Short problem → Leave the pictures out. Return all other data exactly.

━━━━━━━━━━

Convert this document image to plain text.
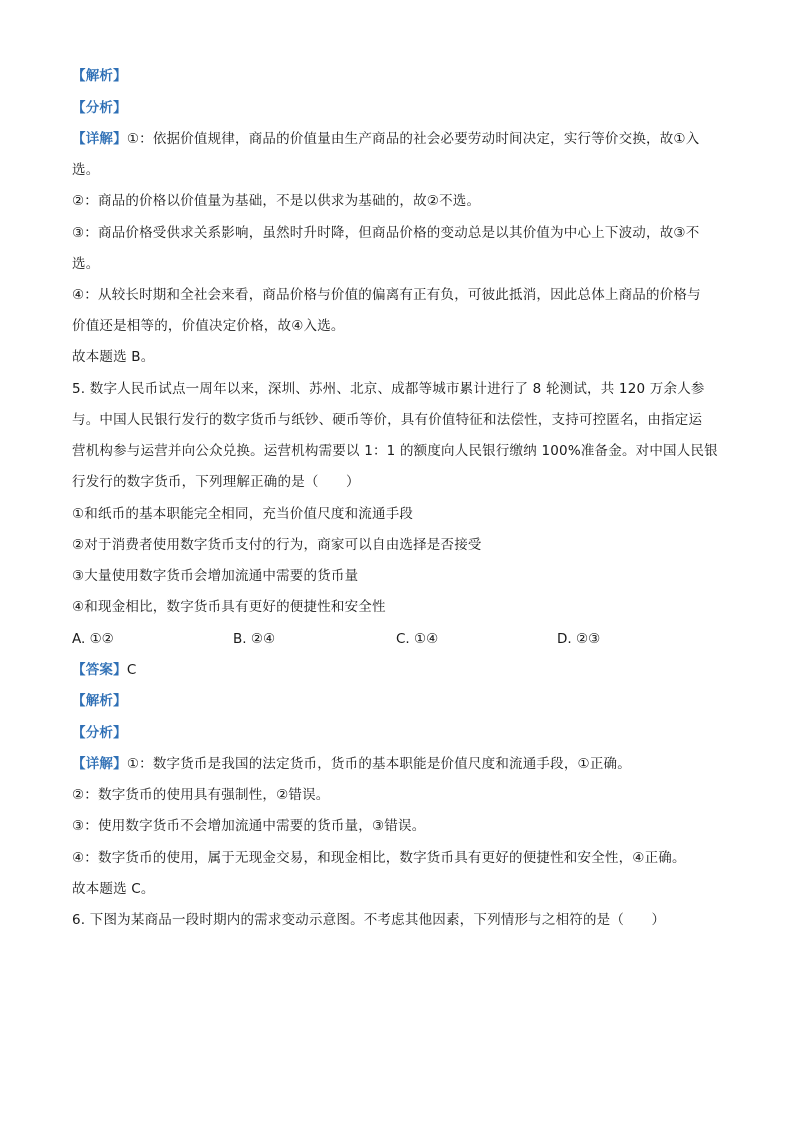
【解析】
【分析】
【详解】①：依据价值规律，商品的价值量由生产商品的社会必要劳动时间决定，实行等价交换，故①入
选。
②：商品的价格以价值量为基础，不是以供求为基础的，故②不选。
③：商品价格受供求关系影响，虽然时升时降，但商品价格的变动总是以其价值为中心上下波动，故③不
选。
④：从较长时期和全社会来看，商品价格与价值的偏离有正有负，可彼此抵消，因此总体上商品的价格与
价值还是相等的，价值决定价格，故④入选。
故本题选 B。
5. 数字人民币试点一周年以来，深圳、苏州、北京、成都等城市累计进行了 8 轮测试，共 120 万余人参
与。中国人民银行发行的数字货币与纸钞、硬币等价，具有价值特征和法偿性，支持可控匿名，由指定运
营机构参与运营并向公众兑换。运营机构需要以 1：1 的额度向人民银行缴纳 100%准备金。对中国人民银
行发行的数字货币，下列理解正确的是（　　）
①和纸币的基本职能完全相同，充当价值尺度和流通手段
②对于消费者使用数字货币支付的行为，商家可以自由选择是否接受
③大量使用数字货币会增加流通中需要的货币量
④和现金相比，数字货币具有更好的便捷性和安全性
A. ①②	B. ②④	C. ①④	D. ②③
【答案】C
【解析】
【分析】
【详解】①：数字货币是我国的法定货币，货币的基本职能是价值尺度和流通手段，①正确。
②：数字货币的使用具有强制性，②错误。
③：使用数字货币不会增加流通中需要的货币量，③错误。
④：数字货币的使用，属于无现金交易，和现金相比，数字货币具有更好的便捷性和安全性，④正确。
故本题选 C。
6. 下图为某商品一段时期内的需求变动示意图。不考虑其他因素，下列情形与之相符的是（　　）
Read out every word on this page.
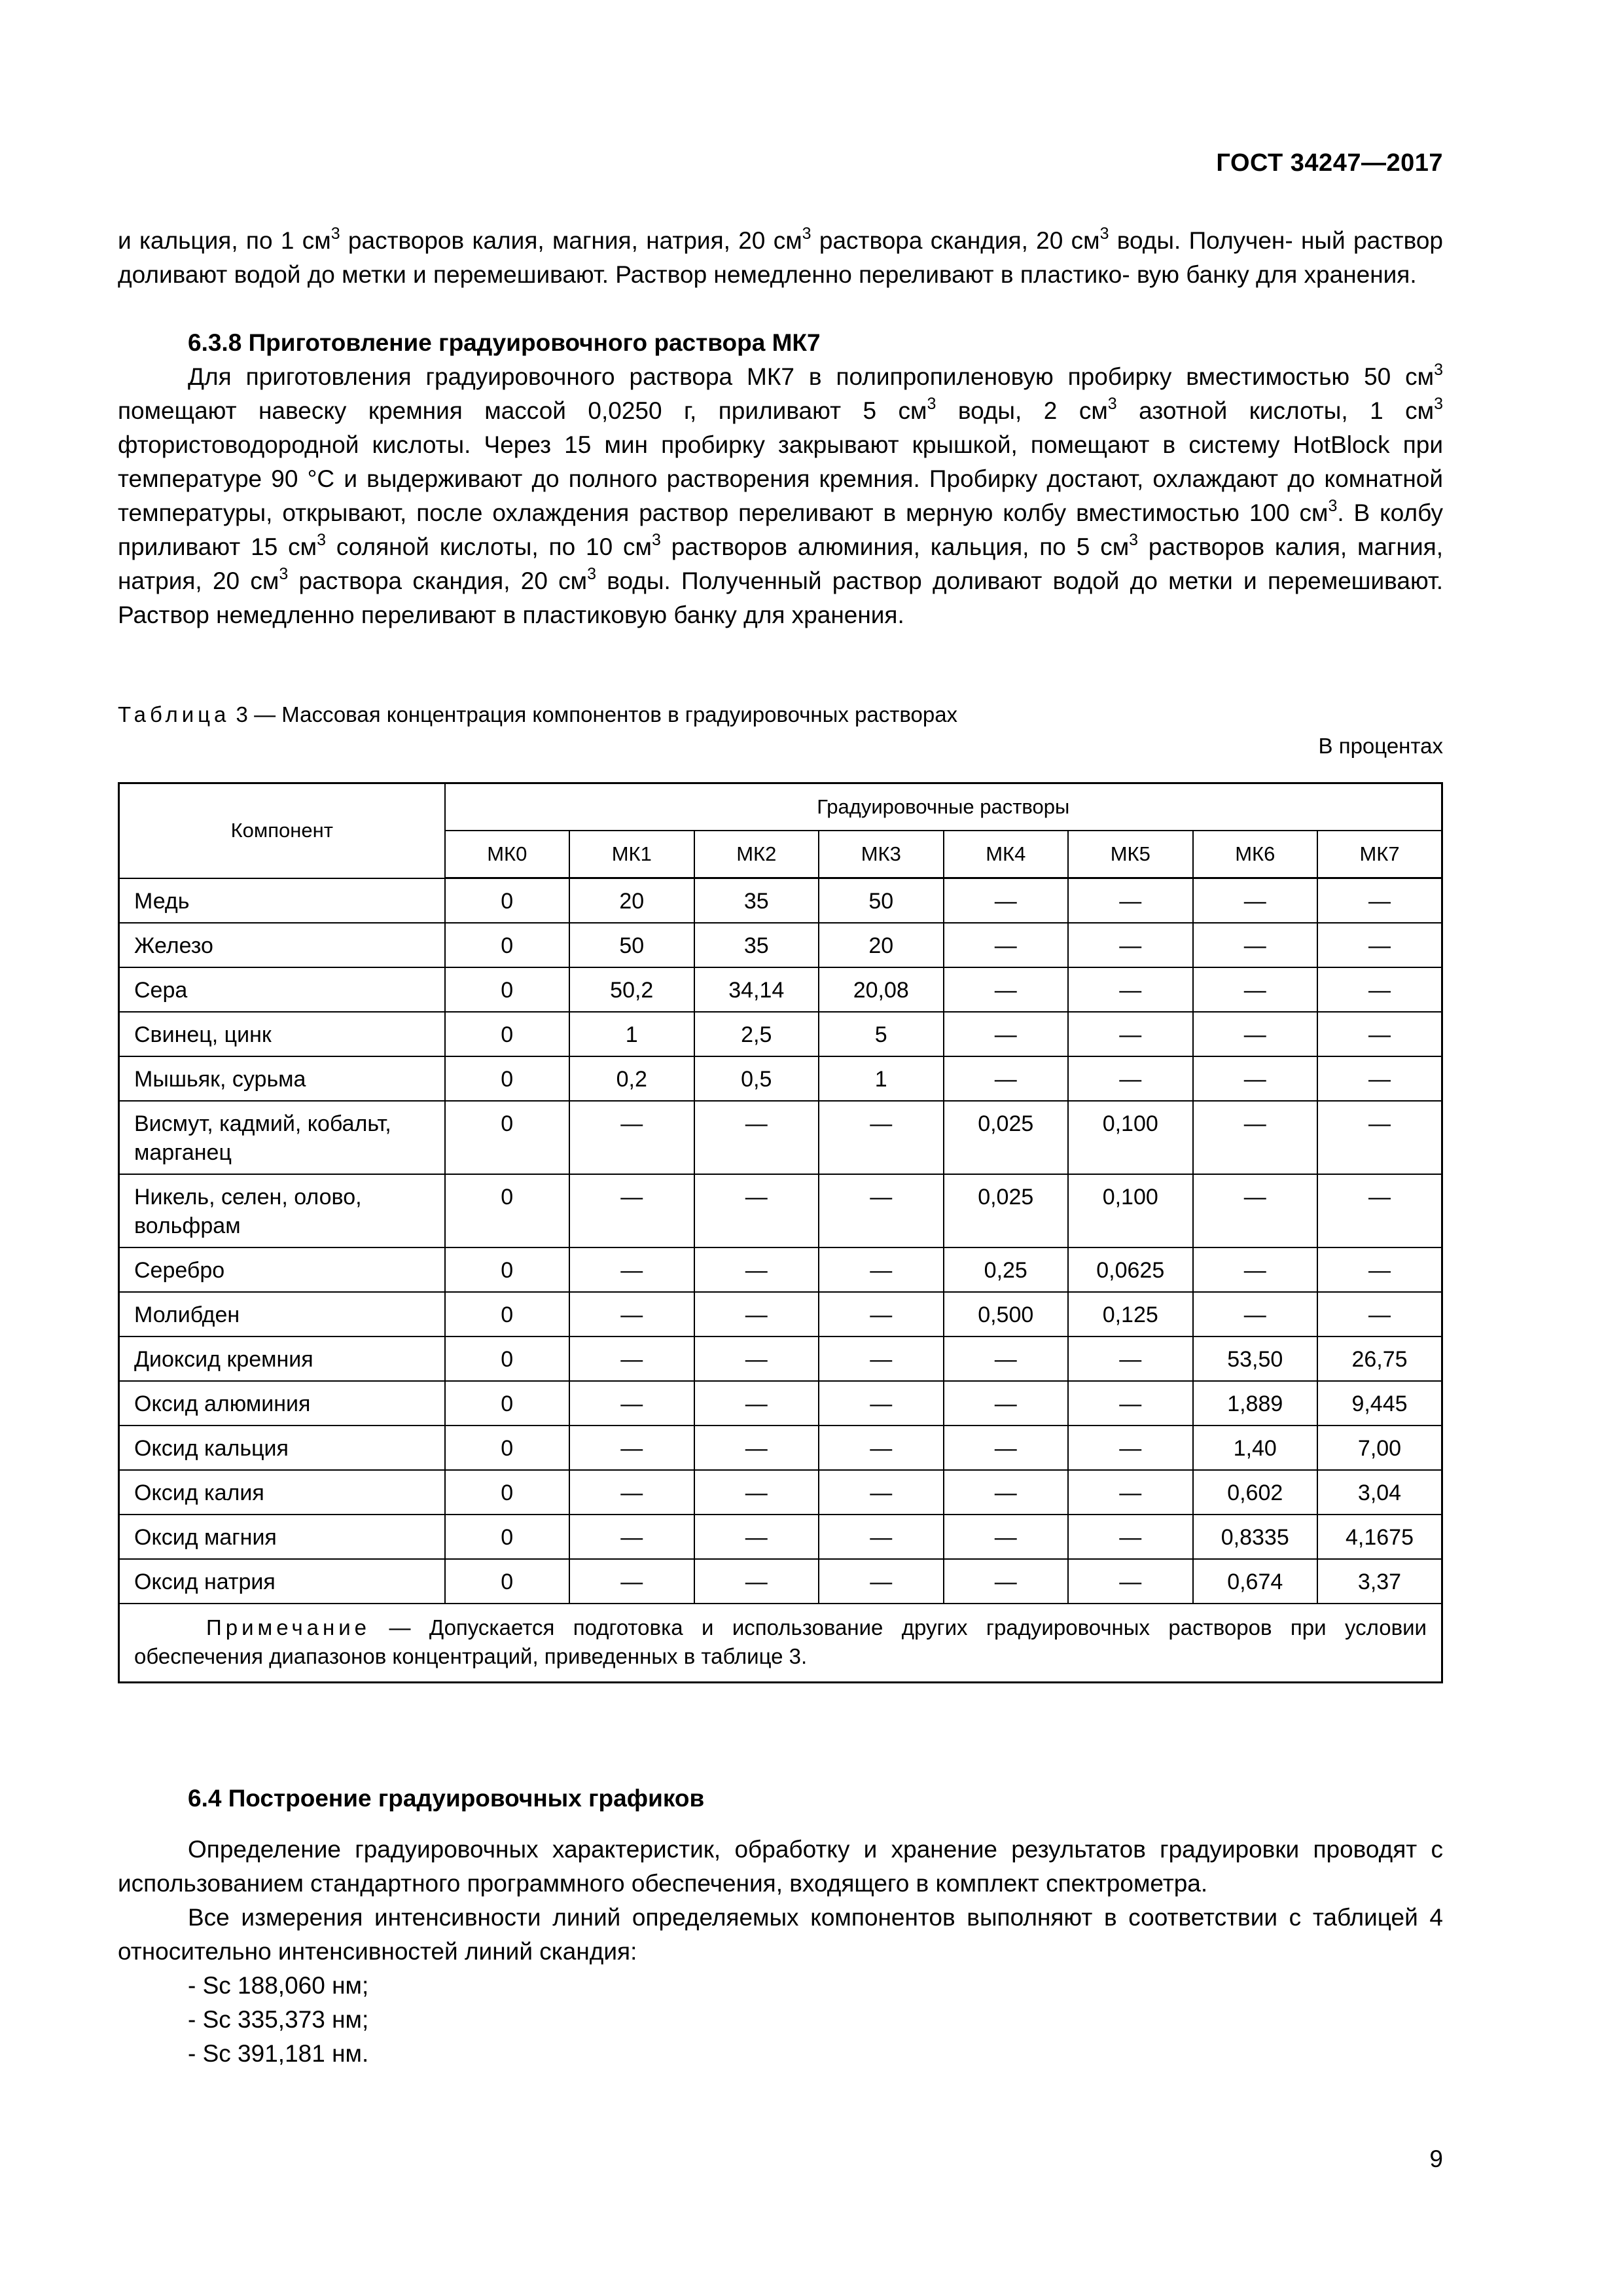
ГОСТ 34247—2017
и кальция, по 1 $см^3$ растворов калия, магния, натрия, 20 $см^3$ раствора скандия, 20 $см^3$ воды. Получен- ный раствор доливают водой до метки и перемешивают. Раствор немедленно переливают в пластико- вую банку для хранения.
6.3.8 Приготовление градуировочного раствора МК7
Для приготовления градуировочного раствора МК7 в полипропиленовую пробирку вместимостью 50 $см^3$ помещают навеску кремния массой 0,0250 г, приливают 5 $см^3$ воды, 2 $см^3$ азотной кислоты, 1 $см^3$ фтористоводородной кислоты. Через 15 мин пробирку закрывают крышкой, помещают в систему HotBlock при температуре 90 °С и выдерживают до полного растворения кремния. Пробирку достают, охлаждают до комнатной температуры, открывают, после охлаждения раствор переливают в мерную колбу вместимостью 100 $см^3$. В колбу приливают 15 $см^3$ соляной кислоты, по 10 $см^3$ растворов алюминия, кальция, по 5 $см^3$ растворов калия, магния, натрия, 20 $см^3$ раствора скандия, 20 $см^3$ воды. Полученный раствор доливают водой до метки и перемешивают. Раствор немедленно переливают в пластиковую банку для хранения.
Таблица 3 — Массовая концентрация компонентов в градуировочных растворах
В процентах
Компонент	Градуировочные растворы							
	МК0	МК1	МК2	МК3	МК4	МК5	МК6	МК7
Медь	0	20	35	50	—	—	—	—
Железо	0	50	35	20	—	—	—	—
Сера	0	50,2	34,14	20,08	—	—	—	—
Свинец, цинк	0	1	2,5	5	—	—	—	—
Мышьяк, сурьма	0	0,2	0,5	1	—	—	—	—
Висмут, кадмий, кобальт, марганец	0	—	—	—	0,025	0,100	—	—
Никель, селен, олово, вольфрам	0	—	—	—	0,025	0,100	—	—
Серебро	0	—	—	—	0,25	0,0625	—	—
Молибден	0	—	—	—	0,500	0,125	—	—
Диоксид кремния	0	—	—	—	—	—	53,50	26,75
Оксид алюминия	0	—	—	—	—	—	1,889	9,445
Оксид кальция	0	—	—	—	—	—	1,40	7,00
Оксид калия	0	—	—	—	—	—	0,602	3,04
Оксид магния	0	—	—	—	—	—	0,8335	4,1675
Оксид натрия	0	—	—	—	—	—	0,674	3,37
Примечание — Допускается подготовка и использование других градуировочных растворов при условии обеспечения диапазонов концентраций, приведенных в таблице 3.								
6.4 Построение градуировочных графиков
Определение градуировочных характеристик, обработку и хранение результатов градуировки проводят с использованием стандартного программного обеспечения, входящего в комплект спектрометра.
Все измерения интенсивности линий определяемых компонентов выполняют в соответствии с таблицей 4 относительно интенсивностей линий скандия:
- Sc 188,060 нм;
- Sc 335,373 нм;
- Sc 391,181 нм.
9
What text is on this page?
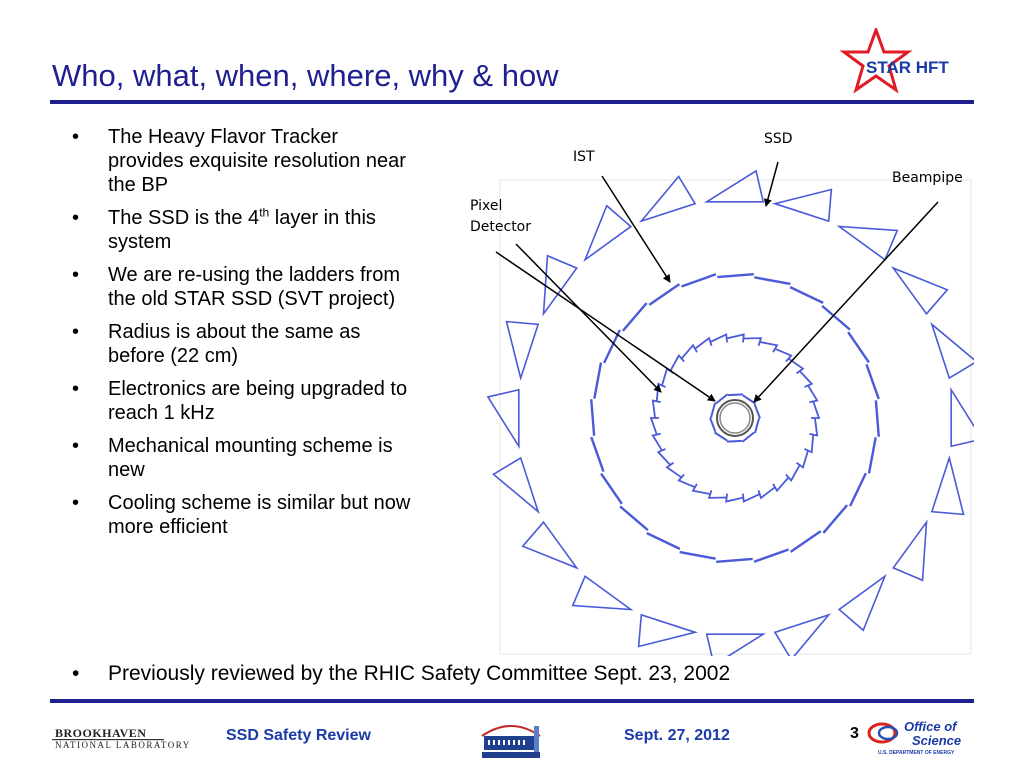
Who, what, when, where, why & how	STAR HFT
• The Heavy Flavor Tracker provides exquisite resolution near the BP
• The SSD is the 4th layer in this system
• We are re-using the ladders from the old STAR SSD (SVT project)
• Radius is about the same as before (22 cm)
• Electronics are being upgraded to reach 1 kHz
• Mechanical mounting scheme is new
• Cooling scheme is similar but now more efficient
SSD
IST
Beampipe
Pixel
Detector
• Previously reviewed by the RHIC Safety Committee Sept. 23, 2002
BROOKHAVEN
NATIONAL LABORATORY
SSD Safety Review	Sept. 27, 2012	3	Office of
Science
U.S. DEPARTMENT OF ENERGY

━━━━━━━━━━

Written solution →
Convert this document image to plain text.
【解析】
【分析】
【详解】①：依据价值规律，商品的价值量由生产商品的社会必要劳动时间决定，实行等价交换，故①入
选。
②：商品的价格以价值量为基础，不是以供求为基础的，故②不选。
③：商品价格受供求关系影响，虽然时升时降，但商品价格的变动总是以其价值为中心上下波动，故③不
选。
④：从较长时期和全社会来看，商品价格与价值的偏离有正有负，可彼此抵消，因此总体上商品的价格与
价值还是相等的，价值决定价格，故④入选。
故本题选 B。
5. 数字人民币试点一周年以来，深圳、苏州、北京、成都等城市累计进行了 8 轮测试，共 120 万余人参
与。中国人民银行发行的数字货币与纸钞、硬币等价，具有价值特征和法偿性，支持可控匿名，由指定运
营机构参与运营并向公众兑换。运营机构需要以 1：1 的额度向人民银行缴纳 100%准备金。对中国人民银
行发行的数字货币，下列理解正确的是（　　）
①和纸币的基本职能完全相同，充当价值尺度和流通手段
②对于消费者使用数字货币支付的行为，商家可以自由选择是否接受
③大量使用数字货币会增加流通中需要的货币量
④和现金相比，数字货币具有更好的便捷性和安全性
A. ①②	B. ②④	C. ①④	D. ②③
【答案】C
【解析】
【分析】
【详解】①：数字货币是我国的法定货币，货币的基本职能是价值尺度和流通手段，①正确。
②：数字货币的使用具有强制性，②错误。
③：使用数字货币不会增加流通中需要的货币量，③错误。
④：数字货币的使用，属于无现金交易，和现金相比，数字货币具有更好的便捷性和安全性，④正确。
故本题选 C。
6. 下图为某商品一段时期内的需求变动示意图。不考虑其他因素，下列情形与之相符的是（　　）
Read out every word on this page.
ГОСТ 34247—2017
и кальция, по 1 $см^3$ растворов калия, магния, натрия, 20 $см^3$ раствора скандия, 20 $см^3$ воды. Получен- ный раствор доливают водой до метки и перемешивают. Раствор немедленно переливают в пластико- вую банку для хранения.
6.3.8 Приготовление градуировочного раствора МК7
Для приготовления градуировочного раствора МК7 в полипропиленовую пробирку вместимостью 50 $см^3$ помещают навеску кремния массой 0,0250 г, приливают 5 $см^3$ воды, 2 $см^3$ азотной кислоты, 1 $см^3$ фтористоводородной кислоты. Через 15 мин пробирку закрывают крышкой, помещают в систему HotBlock при температуре 90 °С и выдерживают до полного растворения кремния. Пробирку достают, охлаждают до комнатной температуры, открывают, после охлаждения раствор переливают в мерную колбу вместимостью 100 $см^3$. В колбу приливают 15 $см^3$ соляной кислоты, по 10 $см^3$ растворов алюминия, кальция, по 5 $см^3$ растворов калия, магния, натрия, 20 $см^3$ раствора скандия, 20 $см^3$ воды. Полученный раствор доливают водой до метки и перемешивают. Раствор немедленно переливают в пластиковую банку для хранения.
Таблица 3 — Массовая концентрация компонентов в градуировочных растворах
В процентах
Компонент	Градуировочные растворы							
	МК0	МК1	МК2	МК3	МК4	МК5	МК6	МК7
Медь	0	20	35	50	—	—	—	—
Железо	0	50	35	20	—	—	—	—
Сера	0	50,2	34,14	20,08	—	—	—	—
Свинец, цинк	0	1	2,5	5	—	—	—	—
Мышьяк, сурьма	0	0,2	0,5	1	—	—	—	—
Висмут, кадмий, кобальт, марганец	0	—	—	—	0,025	0,100	—	—
Никель, селен, олово, вольфрам	0	—	—	—	0,025	0,100	—	—
Серебро	0	—	—	—	0,25	0,0625	—	—
Молибден	0	—	—	—	0,500	0,125	—	—
Диоксид кремния	0	—	—	—	—	—	53,50	26,75
Оксид алюминия	0	—	—	—	—	—	1,889	9,445
Оксид кальция	0	—	—	—	—	—	1,40	7,00
Оксид калия	0	—	—	—	—	—	0,602	3,04
Оксид магния	0	—	—	—	—	—	0,8335	4,1675
Оксид натрия	0	—	—	—	—	—	0,674	3,37
Примечание — Допускается подготовка и использование других градуировочных растворов при условии обеспечения диапазонов концентраций, приведенных в таблице 3.								
6.4 Построение градуировочных графиков
Определение градуировочных характеристик, обработку и хранение результатов градуировки проводят с использованием стандартного программного обеспечения, входящего в комплект спектрометра.
Все измерения интенсивности линий определяемых компонентов выполняют в соответствии с таблицей 4 относительно интенсивностей линий скандия:
- Sc 188,060 нм;
- Sc 335,373 нм;
- Sc 391,181 нм.
9
What text is on this page?
Who, what, when, where, why & how	STAR HFT
• The Heavy Flavor Tracker provides exquisite resolution near the BP
• The SSD is the 4th layer in this system
• We are re-using the ladders from the old STAR SSD (SVT project)
• Radius is about the same as before (22 cm)
• Electronics are being upgraded to reach 1 kHz
• Mechanical mounting scheme is new
• Cooling scheme is similar but now more efficient
SSD
IST
Beampipe
Pixel
Detector
• Previously reviewed by the RHIC Safety Committee Sept. 23, 2002
BROOKHAVEN
NATIONAL LABORATORY
SSD Safety Review	Sept. 27, 2012	3	Office of
Science
U.S. DEPARTMENT OF ENERGY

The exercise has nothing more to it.